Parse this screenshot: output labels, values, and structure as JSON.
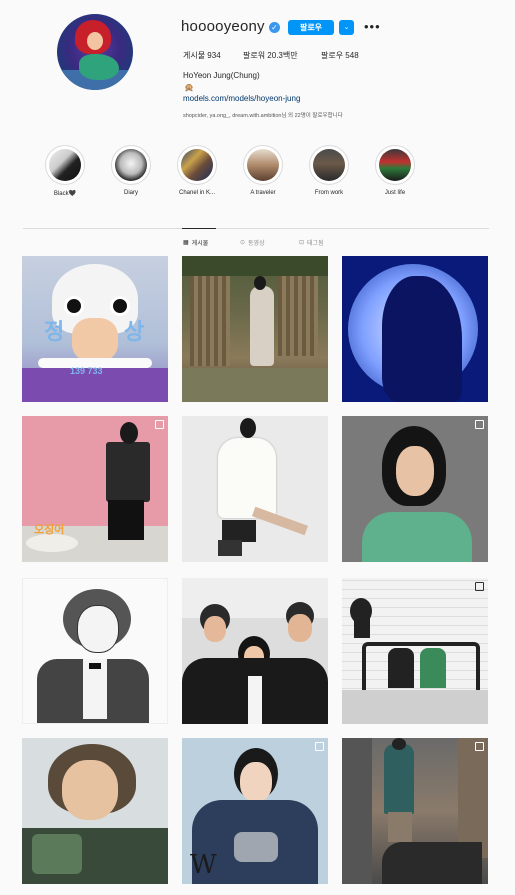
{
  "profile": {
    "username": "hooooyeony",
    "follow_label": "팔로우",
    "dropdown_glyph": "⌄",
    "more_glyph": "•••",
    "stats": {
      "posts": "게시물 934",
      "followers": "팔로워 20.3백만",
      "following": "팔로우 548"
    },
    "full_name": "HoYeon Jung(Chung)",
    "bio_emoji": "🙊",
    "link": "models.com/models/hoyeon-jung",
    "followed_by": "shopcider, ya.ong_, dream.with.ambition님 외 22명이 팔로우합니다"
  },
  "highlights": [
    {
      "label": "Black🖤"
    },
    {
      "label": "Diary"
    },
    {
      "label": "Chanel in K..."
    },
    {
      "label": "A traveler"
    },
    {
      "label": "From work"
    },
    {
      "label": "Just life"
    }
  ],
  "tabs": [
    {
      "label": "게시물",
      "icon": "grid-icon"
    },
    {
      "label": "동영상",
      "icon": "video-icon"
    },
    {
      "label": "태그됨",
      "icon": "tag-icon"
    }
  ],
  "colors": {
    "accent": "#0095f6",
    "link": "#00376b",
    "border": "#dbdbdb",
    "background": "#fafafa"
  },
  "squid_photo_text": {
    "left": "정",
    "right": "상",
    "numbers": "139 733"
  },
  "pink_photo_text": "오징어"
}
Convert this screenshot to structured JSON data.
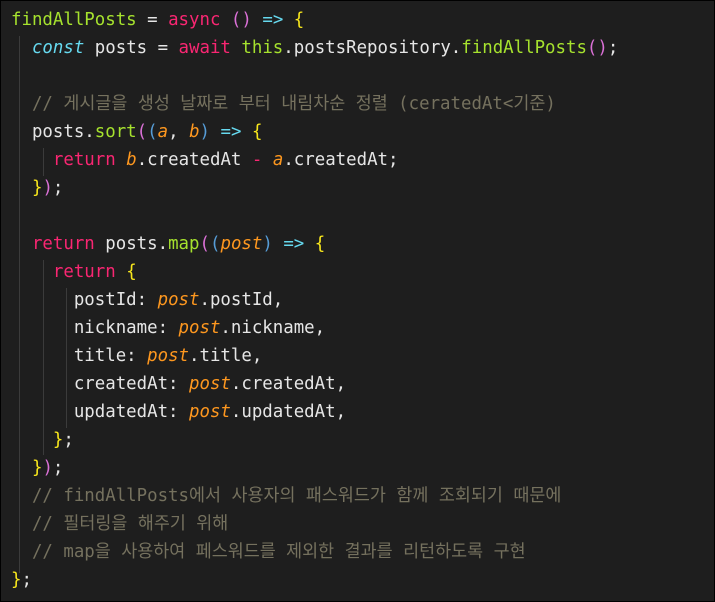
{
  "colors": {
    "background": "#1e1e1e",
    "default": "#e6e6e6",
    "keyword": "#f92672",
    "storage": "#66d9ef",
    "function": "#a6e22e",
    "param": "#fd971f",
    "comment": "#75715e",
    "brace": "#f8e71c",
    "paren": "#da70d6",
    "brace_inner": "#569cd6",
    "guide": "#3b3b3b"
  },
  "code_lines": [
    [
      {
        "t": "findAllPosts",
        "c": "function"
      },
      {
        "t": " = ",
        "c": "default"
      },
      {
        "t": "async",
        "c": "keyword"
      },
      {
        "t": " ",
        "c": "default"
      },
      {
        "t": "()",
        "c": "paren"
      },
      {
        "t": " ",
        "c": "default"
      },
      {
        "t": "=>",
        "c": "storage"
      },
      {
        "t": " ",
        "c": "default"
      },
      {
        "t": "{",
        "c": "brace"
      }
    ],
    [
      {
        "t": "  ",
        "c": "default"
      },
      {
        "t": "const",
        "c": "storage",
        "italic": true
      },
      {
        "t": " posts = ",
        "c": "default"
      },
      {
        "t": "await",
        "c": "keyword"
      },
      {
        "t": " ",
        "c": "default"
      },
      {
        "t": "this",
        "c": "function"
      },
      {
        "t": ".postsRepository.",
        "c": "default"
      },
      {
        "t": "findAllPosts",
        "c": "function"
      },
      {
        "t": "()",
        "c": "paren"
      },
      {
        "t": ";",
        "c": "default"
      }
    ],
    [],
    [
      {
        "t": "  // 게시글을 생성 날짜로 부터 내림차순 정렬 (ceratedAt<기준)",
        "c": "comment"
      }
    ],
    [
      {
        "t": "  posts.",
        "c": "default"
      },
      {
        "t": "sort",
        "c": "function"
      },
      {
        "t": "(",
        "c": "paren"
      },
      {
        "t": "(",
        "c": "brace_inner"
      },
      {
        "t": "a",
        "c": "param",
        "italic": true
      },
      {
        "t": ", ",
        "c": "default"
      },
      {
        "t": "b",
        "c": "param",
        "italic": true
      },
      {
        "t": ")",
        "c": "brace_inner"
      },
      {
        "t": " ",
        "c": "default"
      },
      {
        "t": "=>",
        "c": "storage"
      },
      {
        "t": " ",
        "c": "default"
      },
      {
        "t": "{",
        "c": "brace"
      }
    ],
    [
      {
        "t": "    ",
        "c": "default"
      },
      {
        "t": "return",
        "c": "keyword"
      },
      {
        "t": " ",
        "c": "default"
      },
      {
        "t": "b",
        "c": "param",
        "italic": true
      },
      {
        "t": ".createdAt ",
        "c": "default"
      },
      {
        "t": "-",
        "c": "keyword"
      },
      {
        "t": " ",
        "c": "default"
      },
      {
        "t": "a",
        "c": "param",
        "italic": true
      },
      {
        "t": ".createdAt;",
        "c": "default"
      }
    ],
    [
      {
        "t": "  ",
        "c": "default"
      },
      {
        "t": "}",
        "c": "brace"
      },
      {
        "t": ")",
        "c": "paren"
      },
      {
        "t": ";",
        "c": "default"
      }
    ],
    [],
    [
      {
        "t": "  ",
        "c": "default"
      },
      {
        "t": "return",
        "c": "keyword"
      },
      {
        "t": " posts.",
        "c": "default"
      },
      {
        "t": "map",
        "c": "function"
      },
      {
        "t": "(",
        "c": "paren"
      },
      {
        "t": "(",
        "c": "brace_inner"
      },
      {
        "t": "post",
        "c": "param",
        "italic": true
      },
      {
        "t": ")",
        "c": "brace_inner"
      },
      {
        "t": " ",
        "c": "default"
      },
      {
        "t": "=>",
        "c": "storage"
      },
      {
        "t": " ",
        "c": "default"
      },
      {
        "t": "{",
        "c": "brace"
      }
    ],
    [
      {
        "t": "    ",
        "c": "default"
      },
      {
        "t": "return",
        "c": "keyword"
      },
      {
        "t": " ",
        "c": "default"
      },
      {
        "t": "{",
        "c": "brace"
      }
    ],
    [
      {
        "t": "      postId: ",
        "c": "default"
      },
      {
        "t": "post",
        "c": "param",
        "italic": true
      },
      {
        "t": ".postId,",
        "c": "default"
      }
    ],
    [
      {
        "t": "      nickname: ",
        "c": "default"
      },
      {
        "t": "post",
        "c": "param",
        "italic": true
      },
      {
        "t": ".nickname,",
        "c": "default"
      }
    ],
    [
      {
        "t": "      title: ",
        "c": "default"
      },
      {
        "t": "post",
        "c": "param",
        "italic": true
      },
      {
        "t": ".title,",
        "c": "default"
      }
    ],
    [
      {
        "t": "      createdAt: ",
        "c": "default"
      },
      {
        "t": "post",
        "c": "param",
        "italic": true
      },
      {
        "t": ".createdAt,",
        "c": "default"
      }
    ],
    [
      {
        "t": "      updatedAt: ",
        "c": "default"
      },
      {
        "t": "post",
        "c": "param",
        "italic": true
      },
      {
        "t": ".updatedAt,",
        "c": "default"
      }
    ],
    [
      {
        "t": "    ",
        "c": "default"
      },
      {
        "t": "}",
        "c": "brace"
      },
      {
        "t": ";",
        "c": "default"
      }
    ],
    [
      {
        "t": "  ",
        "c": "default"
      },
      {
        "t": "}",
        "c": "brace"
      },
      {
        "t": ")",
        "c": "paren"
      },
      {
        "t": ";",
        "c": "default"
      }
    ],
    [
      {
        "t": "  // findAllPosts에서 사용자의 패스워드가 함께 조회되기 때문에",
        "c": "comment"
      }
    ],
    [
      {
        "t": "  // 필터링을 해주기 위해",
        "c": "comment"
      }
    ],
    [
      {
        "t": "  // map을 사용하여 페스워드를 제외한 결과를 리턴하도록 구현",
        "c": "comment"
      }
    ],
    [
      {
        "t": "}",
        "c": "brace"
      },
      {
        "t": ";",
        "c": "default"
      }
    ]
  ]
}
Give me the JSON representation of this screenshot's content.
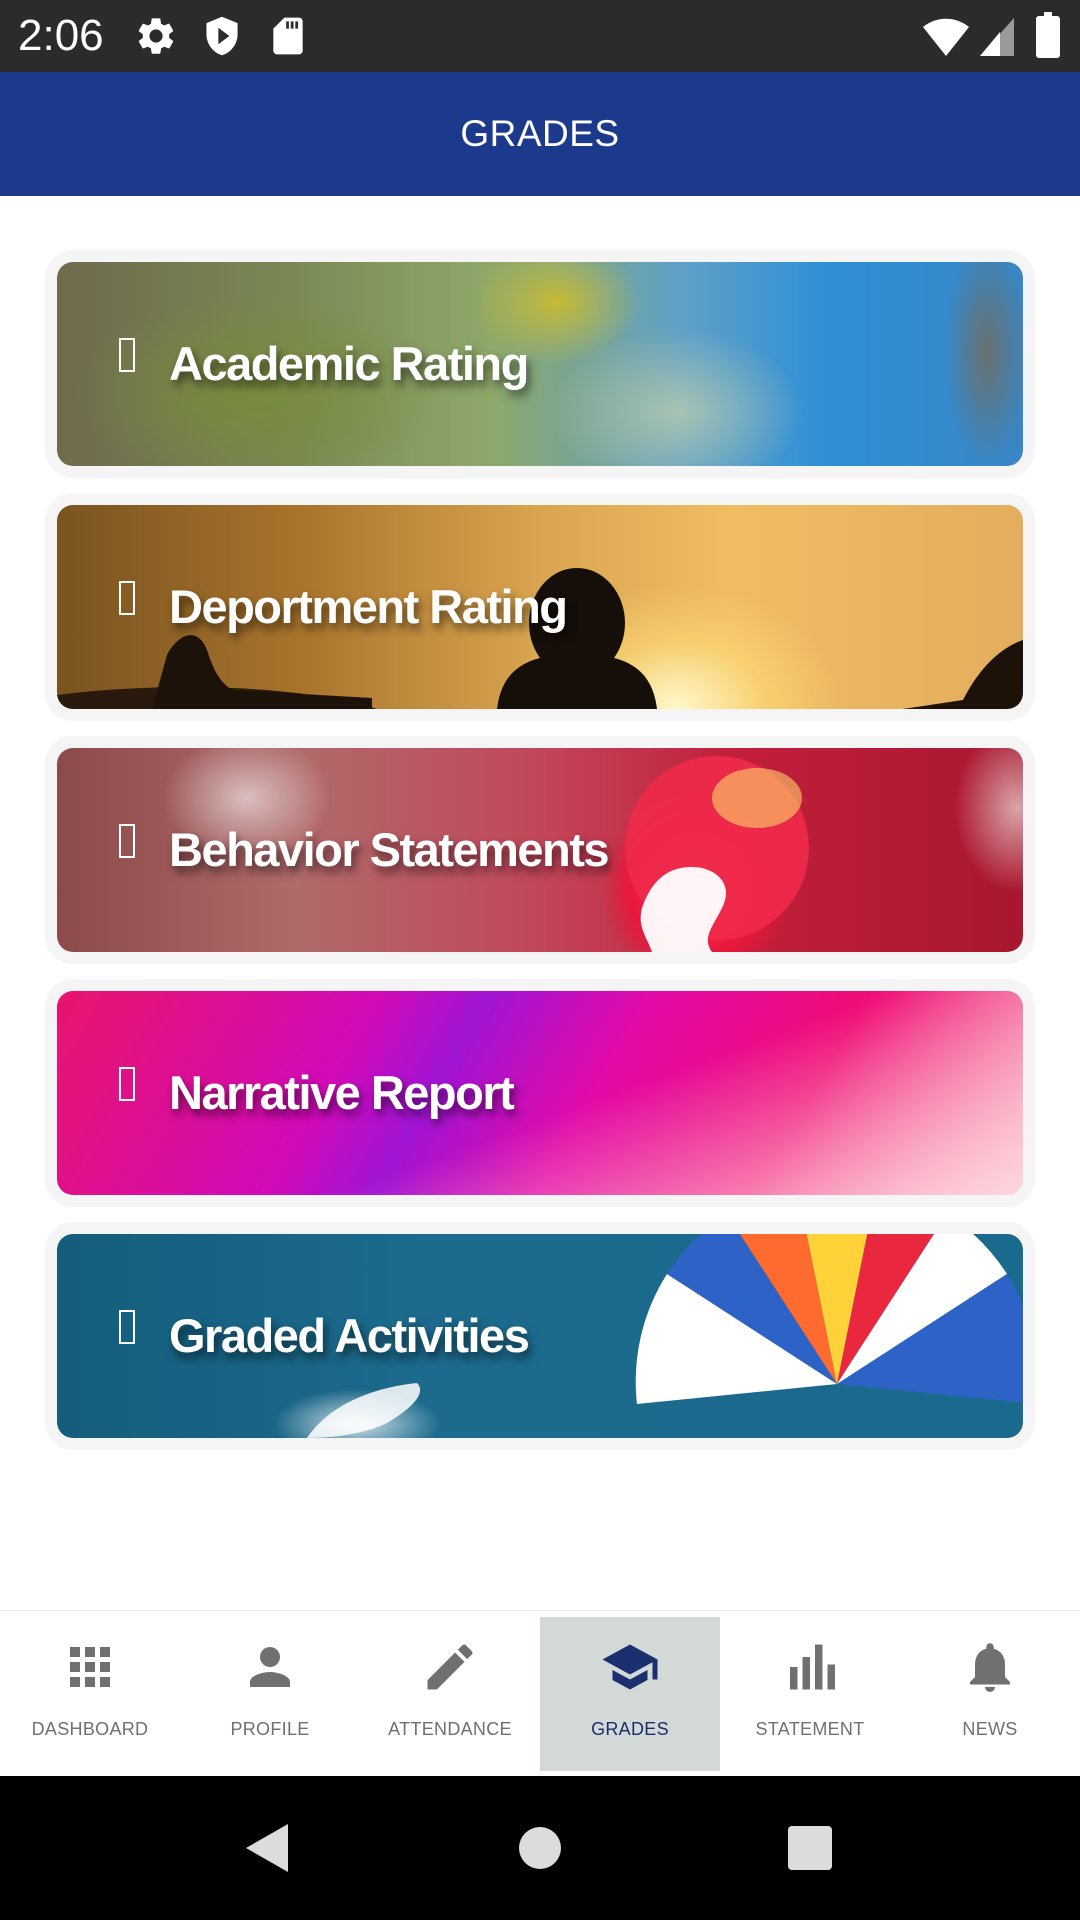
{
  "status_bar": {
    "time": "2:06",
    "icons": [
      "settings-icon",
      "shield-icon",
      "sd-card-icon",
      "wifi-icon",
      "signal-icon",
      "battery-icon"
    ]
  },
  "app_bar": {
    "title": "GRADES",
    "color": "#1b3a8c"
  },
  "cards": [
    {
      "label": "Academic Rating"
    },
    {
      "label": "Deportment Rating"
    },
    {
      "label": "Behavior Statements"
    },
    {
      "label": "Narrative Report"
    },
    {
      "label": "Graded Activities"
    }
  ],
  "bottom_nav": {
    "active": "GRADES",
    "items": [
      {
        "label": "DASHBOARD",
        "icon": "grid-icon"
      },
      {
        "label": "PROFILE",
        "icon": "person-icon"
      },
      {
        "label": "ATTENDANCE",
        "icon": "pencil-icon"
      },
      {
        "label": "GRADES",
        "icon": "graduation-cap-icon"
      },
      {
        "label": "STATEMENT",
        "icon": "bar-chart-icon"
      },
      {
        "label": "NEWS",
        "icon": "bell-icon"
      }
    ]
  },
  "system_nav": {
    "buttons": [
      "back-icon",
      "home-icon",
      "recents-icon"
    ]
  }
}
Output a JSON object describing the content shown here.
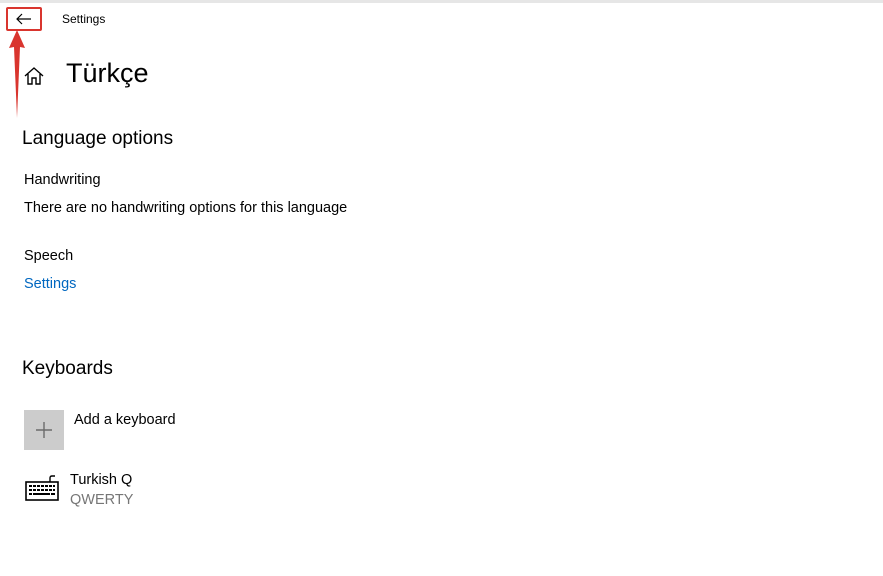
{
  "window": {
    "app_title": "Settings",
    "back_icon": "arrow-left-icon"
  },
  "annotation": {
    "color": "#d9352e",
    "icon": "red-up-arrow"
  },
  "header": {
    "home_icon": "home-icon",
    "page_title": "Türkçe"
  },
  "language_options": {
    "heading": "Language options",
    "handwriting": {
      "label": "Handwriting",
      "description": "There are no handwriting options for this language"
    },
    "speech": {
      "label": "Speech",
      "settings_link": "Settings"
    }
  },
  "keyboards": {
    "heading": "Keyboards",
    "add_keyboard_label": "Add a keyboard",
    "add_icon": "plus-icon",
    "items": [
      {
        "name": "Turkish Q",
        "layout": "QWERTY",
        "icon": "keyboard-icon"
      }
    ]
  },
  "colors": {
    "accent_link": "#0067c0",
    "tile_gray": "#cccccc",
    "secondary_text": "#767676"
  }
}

TASK BRIEF: Of all the lines above, how many contain the word "heading"? Answer with only the number.

RESULT FOR THIS TASK: 2